---------- Records for this task

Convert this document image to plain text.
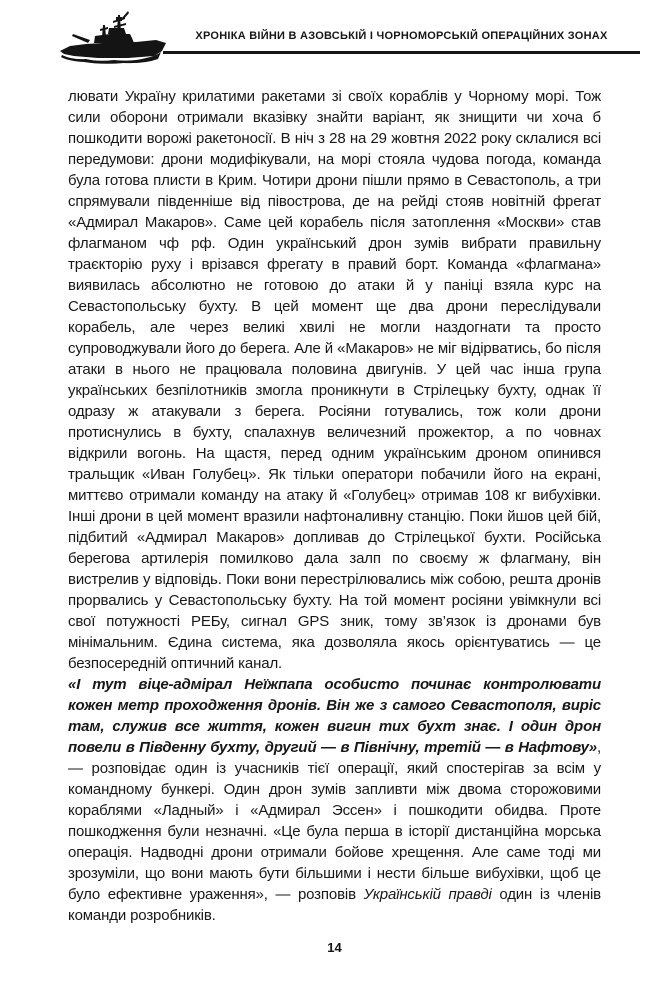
ХРОНІКА ВІЙНИ В АЗОВСЬКІЙ І ЧОРНОМОРСЬКІЙ ОПЕРАЦІЙНИХ ЗОНАХ

лювати Україну крилатими ракетами зі своїх кораблів у Чорному морі. Тож сили оборони отримали вказівку знайти варіант, як знищити чи хоча б пошкодити ворожі ракетоносії. В ніч з 28 на 29 жовтня 2022 року склалися всі передумови: дрони модифікували, на морі стояла чудова погода, команда була готова плисти в Крим. Чотири дрони пішли прямо в Севастополь, а три спрямували південніше від півострова, де на рейді стояв новітній фрегат «Адмирал Макаров». Саме цей корабель після затоплення «Москви» став флагманом чф рф. Один український дрон зумів вибрати правильну траєкторію руху і врізався фрегату в правий борт. Команда «флагмана» виявилась абсолютно не готовою до атаки й у паніці взяла курс на Севастопольську бухту. В цей момент ще два дрони переслідували корабель, але через великі хвилі не могли наздогнати та просто супроводжували його до берега. Але й «Макаров» не міг відірватись, бо після атаки в нього не працювала половина двигунів. У цей час інша група українських безпілотників змогла проникнути в Стрілецьку бухту, однак її одразу ж атакували з берега. Росіяни готувались, тож коли дрони протиснулись в бухту, спалахнув величезний прожектор, а по човнах відкрили вогонь. На щастя, перед одним українським дроном опинився тральщик «Иван Голубец». Як тільки оператори побачили його на екрані, миттєво отримали команду на атаку й «Голубец» отримав 108 кг вибухівки. Інші дрони в цей момент вразили нафтоналивну станцію. Поки йшов цей бій, підбитий «Адмирал Макаров» допливав до Стрілецької бухти. Російська берегова артилерія помилково дала залп по своєму ж флагману, він вистрелив у відповідь. Поки вони перестрілювались між собою, решта дронів прорвались у Севастопольську бухту. На той момент росіяни увімкнули всі свої потужності РЕБу, сигнал GPS зник, тому зв’язок із дронами був мінімальним. Єдина система, яка дозволяла якось орієнтуватись — це безпосередній оптичний канал.

«І тут віце-адмірал Неїжпапа особисто починає контролювати кожен метр проходження дронів. Він же з самого Севастополя, виріс там, служив все життя, кожен вигин тих бухт знає. І один дрон повели в Південну бухту, другий — в Північну, третій — в Нафтову», — розповідає один із учасників тієї операції, який спостерігав за всім у командному бункері. Один дрон зумів запливти між двома сторожовими кораблями «Ладный» і «Адмирал Эссен» і пошкодити обидва. Проте пошкодження були незначні. «Це була перша в історії дистанційна морська операція. Надводні дрони отримали бойове хрещення. Але саме тоді ми зрозуміли, що вони мають бути більшими і нести більше вибухівки, щоб це було ефективне ураження», — розповів Українській правді один із членів команди розробників.

14
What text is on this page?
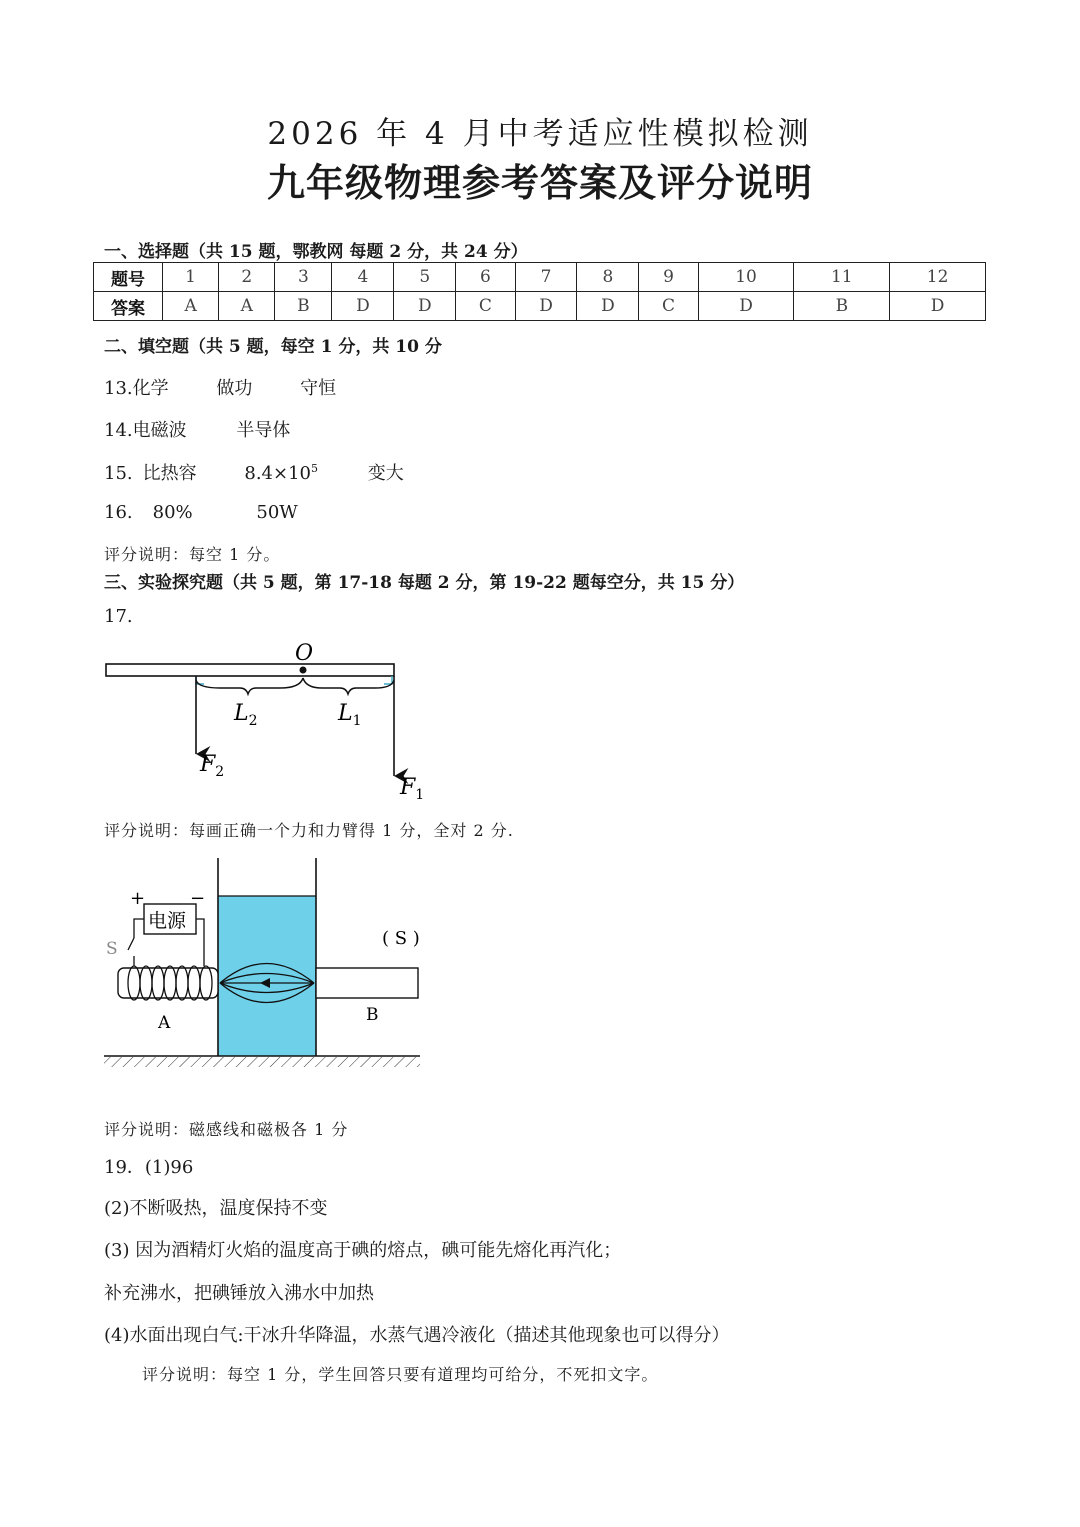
2026 年 4 月中考适应性模拟检测
九年级物理参考答案及评分说明
一、选择题（共 15 题，鄂教网 每题 2 分，共 24 分）
题号	1	2	3	4	5	6	7	8	9	10	11	12
答案	A	A	B	D	D	C	D	D	C	D	B	D
二、填空题（共 5 题，每空 1 分，共 10 分
13.化学	做功	守恒
14.电磁波	半导体
15. 比热容	$8.4\times 10^5$	变大
16. 80%	50W
评分说明：每空 1 分。
三、实验探究题（共 5 题，第 17-18 每题 2 分，第 19-22 题每空分，共 15 分）
17.
O
$L_2$	$L_1$
$F_2$
$F_1$
评分说明：每画正确一个力和力臂得 1 分，全对 2 分.
电源
+ −
S
A	B
( S )
评分说明：磁感线和磁极各 1 分
19．(1)96
(2)不断吸热，温度保持不变
(3) 因为酒精灯火焰的温度高于碘的熔点，碘可能先熔化再汽化；
补充沸水，把碘锤放入沸水中加热
(4)水面出现白气:干冰升华降温，水蒸气遇冷液化（描述其他现象也可以得分）
评分说明：每空 1 分，学生回答只要有道理均可给分，不死扣文字。
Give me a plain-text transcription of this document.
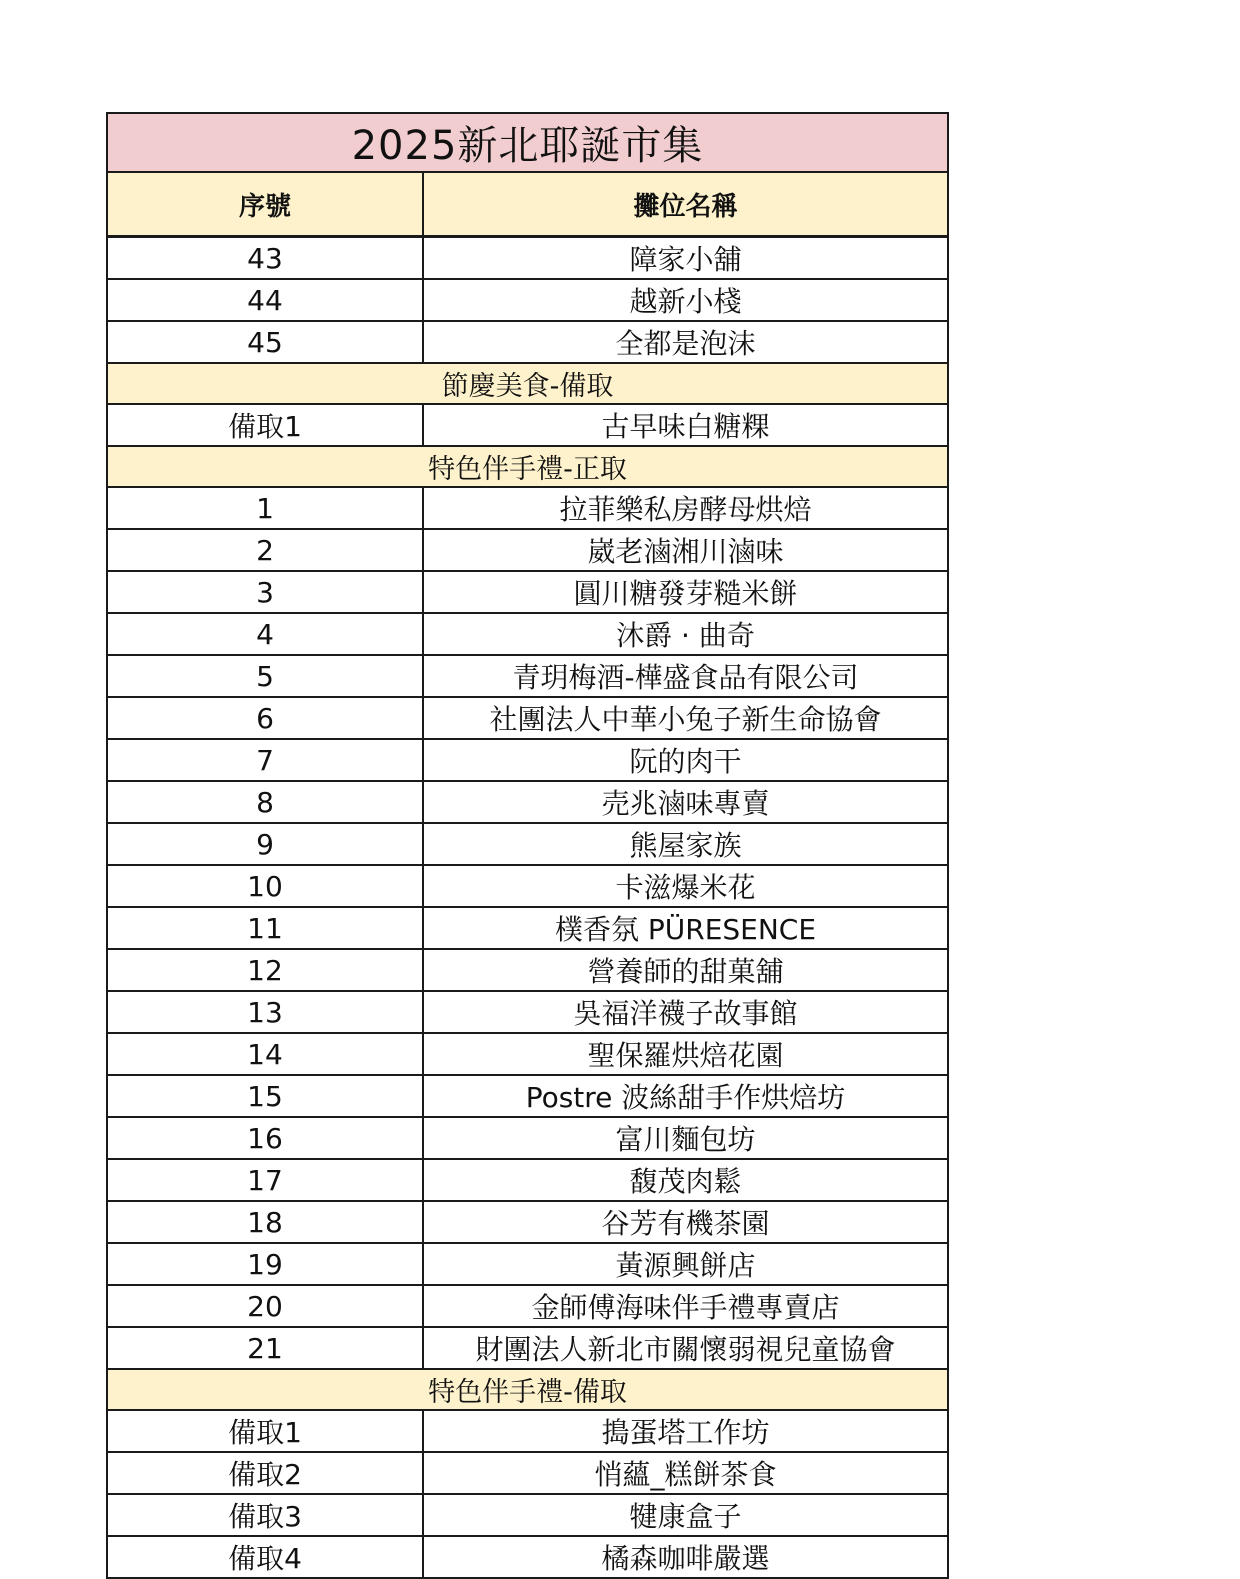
2025新北耶誕市集	
序號	攤位名稱
43	障家小舖
44	越新小棧
45	全都是泡沫
節慶美食-備取	
備取1	古早味白糖粿
特色伴手禮-正取	
1	拉菲樂私房酵母烘焙
2	崴老滷湘川滷味
3	圓川糖發芽糙米餅
4	沐爵 · 曲奇
5	青玥梅酒-樺盛食品有限公司
6	社團法人中華小兔子新生命協會
7	阮的肉干
8	売兆滷味專賣
9	熊屋家族
10	卡滋爆米花
11	樸香氛 PÜRESENCE
12	營養師的甜菓舖
13	吳福洋襪子故事館
14	聖保羅烘焙花園
15	Postre 波絲甜手作烘焙坊
16	富川麵包坊
17	馥茂肉鬆
18	谷芳有機茶園
19	黃源興餅店
20	金師傅海味伴手禮專賣店
21	財團法人新北市關懷弱視兒童協會
特色伴手禮-備取	
備取1	搗蛋塔工作坊
備取2	悄蘊_糕餅茶食
備取3	犍康盒子
備取4	橘森咖啡嚴選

--------------------

Requirements: Write out the whole listing again, exactly, with no pictures.

Complete output:
Convert this document image to plain text.
ХРОНІКА ВІЙНИ В АЗОВСЬКІЙ І ЧОРНОМОРСЬКІЙ ОПЕРАЦІЙНИХ ЗОНАХ

лювати Україну крилатими ракетами зі своїх кораблів у Чорному морі. Тож сили оборони отримали вказівку знайти варіант, як знищити чи хоча б пошкодити ворожі ракетоносії. В ніч з 28 на 29 жовтня 2022 року склалися всі передумови: дрони модифікували, на морі стояла чудова погода, команда була готова плисти в Крим. Чотири дрони пішли прямо в Севастополь, а три спрямували південніше від півострова, де на рейді стояв новітній фрегат «Адмирал Макаров». Саме цей корабель після затоплення «Москви» став флагманом чф рф. Один український дрон зумів вибрати правильну траєкторію руху і врізався фрегату в правий борт. Команда «флагмана» виявилась абсолютно не готовою до атаки й у паніці взяла курс на Севастопольську бухту. В цей момент ще два дрони переслідували корабель, але через великі хвилі не могли наздогнати та просто супроводжували його до берега. Але й «Макаров» не міг відірватись, бо після атаки в нього не працювала половина двигунів. У цей час інша група українських безпілотників змогла проникнути в Стрілецьку бухту, однак її одразу ж атакували з берега. Росіяни готувались, тож коли дрони протиснулись в бухту, спалахнув величезний прожектор, а по човнах відкрили вогонь. На щастя, перед одним українським дроном опинився тральщик «Иван Голубец». Як тільки оператори побачили його на екрані, миттєво отримали команду на атаку й «Голубец» отримав 108 кг вибухівки. Інші дрони в цей момент вразили нафтоналивну станцію. Поки йшов цей бій, підбитий «Адмирал Макаров» допливав до Стрілецької бухти. Російська берегова артилерія помилково дала залп по своєму ж флагману, він вистрелив у відповідь. Поки вони перестрілювались між собою, решта дронів прорвались у Севастопольську бухту. На той момент росіяни увімкнули всі свої потужності РЕБу, сигнал GPS зник, тому зв’язок із дронами був мінімальним. Єдина система, яка дозволяла якось орієнтуватись — це безпосередній оптичний канал.

«І тут віце-адмірал Неїжпапа особисто починає контролювати кожен метр проходження дронів. Він же з самого Севастополя, виріс там, служив все життя, кожен вигин тих бухт знає. І один дрон повели в Південну бухту, другий — в Північну, третій — в Нафтову», — розповідає один із учасників тієї операції, який спостерігав за всім у командному бункері. Один дрон зумів запливти між двома сторожовими кораблями «Ладный» і «Адмирал Эссен» і пошкодити обидва. Проте пошкодження були незначні. «Це була перша в історії дистанційна морська операція. Надводні дрони отримали бойове хрещення. Але саме тоді ми зрозуміли, що вони мають бути більшими і нести більше вибухівки, щоб це було ефективне ураження», — розповів Українській правді один із членів команди розробників.

14
What text is on this page?
2026 年 4 月中考适应性模拟检测
九年级物理参考答案及评分说明
一、选择题（共 15 题，鄂教网 每题 2 分，共 24 分）
题号	1	2	3	4	5	6	7	8	9	10	11	12
答案	A	A	B	D	D	C	D	D	C	D	B	D
二、填空题（共 5 题，每空 1 分，共 10 分
13.化学	做功	守恒
14.电磁波	半导体
15. 比热容	$8.4\times 10^5$	变大
16. 80%	50W
评分说明：每空 1 分。
三、实验探究题（共 5 题，第 17-18 每题 2 分，第 19-22 题每空分，共 15 分）
17.
O
$L_2$	$L_1$
$F_2$
$F_1$
评分说明：每画正确一个力和力臂得 1 分，全对 2 分.
电源
+ −
S
A	B
( S )
评分说明：磁感线和磁极各 1 分
19．(1)96
(2)不断吸热，温度保持不变
(3) 因为酒精灯火焰的温度高于碘的熔点，碘可能先熔化再汽化；
补充沸水，把碘锤放入沸水中加热
(4)水面出现白气:干冰升华降温，水蒸气遇冷液化（描述其他现象也可以得分）
评分说明：每空 1 分，学生回答只要有道理均可给分，不死扣文字。
Give me a plain-text transcription of this document.
2025新北耶誕市集	
序號	攤位名稱
43	障家小舖
44	越新小棧
45	全都是泡沫
節慶美食-備取	
備取1	古早味白糖粿
特色伴手禮-正取	
1	拉菲樂私房酵母烘焙
2	崴老滷湘川滷味
3	圓川糖發芽糙米餅
4	沐爵 · 曲奇
5	青玥梅酒-樺盛食品有限公司
6	社團法人中華小兔子新生命協會
7	阮的肉干
8	売兆滷味專賣
9	熊屋家族
10	卡滋爆米花
11	樸香氛 PÜRESENCE
12	營養師的甜菓舖
13	吳福洋襪子故事館
14	聖保羅烘焙花園
15	Postre 波絲甜手作烘焙坊
16	富川麵包坊
17	馥茂肉鬆
18	谷芳有機茶園
19	黃源興餅店
20	金師傅海味伴手禮專賣店
21	財團法人新北市關懷弱視兒童協會
特色伴手禮-備取	
備取1	搗蛋塔工作坊
備取2	悄蘊_糕餅茶食
備取3	犍康盒子
備取4	橘森咖啡嚴選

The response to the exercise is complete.